- Set task A:
Answer these questions from the conversion limitation clause below, one per line, marked (i), (ii), (iii):
(i) What percentage of the outstanding Common Stock may the conversions not exceed?
(ii) Whose rules is the limitation meant to comply with?
(iii) What is the latest date by which the Company must seek shareholder approval or a waiver?
- Set task B:
For each statement below, say yes or no according to the conversion limitation clause, and quote the words of the clause that decide it. Mark your answers (i), (ii), (iii).
(i) The Investor is among the holders bound by the limitation.
(ii) The limitation stays in effect until stockholder approval or a Nasdaq waiver is received.
(iii) The Company has until the end of 2001 to seek shareholder approval.

Conversion Limitation: In order to be in compliance with the Nasdaq
Rules relating to shareholder approval of a
transaction by an issuer other than a public
offering, the holders of the Units
(including the Investor) will agree not to
convert the securities which comprise the
Units into a number of shares of Common
Stock which, together with any securities
issued in connection with the Third Party
Financing, in the aggregate, would result in
the issuance of more than 19.9 % of the
outstanding shares of Common Stock before
the issuance of the Units (the "Conversion
Limitation"), until the receipt of
stockholder approval of the transaction or a
waiver of such requirement from Nasdaq. The
Company agrees to seek shareholder approval
of the transactions contemplated by the Note
and this Exhibit A or such a waiver as soon
as reasonably practicable, but in no event
later than June 30, 2001.

- Data section:
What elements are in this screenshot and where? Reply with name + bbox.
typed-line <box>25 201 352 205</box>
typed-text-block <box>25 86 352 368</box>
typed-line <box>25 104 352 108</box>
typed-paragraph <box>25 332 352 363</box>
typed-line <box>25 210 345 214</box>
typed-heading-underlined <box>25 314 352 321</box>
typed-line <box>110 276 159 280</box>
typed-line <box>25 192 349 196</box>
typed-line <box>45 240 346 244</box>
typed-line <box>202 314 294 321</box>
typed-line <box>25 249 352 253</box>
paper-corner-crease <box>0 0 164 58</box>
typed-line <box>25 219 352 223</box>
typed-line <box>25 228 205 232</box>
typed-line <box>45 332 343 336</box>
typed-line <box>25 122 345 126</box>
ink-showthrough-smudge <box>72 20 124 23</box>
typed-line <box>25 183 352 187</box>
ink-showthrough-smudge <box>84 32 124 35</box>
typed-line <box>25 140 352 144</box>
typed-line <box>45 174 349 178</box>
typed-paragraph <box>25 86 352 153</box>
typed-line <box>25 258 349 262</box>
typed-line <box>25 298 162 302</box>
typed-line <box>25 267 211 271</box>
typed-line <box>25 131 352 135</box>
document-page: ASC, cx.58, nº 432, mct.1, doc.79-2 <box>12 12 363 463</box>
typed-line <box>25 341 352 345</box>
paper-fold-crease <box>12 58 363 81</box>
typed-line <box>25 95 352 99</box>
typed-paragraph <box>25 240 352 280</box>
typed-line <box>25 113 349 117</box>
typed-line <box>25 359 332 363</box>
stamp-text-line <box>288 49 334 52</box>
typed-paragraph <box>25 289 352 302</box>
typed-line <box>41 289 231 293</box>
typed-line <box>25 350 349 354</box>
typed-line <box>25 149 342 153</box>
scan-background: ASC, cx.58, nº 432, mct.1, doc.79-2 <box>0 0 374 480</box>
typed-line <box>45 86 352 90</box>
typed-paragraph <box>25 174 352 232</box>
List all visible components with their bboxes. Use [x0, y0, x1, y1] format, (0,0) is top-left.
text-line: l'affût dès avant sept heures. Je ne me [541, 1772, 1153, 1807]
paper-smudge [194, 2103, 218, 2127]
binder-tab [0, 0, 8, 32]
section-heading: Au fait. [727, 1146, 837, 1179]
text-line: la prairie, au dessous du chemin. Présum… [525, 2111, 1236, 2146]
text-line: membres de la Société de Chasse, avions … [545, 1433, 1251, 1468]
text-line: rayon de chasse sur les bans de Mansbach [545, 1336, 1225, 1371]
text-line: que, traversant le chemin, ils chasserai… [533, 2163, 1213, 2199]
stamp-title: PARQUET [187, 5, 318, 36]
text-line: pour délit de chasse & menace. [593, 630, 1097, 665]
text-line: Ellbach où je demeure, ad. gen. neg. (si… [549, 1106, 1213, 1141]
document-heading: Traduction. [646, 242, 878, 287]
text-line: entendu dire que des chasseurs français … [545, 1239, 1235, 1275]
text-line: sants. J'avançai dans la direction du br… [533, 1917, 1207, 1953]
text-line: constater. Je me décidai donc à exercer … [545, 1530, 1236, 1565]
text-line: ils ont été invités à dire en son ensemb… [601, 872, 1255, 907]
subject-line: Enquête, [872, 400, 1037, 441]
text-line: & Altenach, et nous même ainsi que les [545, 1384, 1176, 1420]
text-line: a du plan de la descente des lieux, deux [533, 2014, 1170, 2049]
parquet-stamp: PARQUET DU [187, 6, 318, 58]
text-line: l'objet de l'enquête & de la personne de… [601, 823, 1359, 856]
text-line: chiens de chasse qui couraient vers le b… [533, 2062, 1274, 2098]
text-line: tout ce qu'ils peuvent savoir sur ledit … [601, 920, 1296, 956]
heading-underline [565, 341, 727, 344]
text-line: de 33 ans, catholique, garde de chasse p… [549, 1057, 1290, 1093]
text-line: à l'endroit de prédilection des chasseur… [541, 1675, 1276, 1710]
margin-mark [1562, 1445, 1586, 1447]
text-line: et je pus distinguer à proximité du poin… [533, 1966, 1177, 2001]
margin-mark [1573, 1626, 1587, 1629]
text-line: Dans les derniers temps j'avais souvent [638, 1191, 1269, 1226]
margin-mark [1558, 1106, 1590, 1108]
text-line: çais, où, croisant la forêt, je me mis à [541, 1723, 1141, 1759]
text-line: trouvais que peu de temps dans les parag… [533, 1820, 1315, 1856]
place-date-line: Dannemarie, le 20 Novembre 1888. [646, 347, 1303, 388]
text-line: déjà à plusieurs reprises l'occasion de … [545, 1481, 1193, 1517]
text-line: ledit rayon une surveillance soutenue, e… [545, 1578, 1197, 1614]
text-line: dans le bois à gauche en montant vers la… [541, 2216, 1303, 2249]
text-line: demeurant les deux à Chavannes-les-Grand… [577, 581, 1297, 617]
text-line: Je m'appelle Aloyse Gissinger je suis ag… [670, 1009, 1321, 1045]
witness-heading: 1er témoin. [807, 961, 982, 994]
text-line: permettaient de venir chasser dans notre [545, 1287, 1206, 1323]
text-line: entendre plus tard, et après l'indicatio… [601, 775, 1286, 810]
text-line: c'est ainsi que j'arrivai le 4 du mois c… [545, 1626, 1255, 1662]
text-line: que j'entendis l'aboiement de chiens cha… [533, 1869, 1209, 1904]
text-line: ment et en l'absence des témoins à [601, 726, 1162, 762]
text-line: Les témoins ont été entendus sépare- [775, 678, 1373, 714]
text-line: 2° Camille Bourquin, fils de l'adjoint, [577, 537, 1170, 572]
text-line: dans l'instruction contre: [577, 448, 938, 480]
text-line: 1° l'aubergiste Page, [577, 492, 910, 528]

- Output A:
(i) More than 19.9% of the outstanding shares of Common Stock before the issuance of the Units may not be issued.
(ii) The Nasdaq Rules relating to shareholder approval of a transaction by an issuer other than a public offering.
(iii) June 30, 2001.

- Output B:
(i) Yes: "the holders of the Units (including the Investor) will agree not to convert"
(ii) Yes: "until the receipt of stockholder approval of the transaction or a waiver of such requirement from Nasdaq"
(iii) No: "but in no event later than June 30, 2001"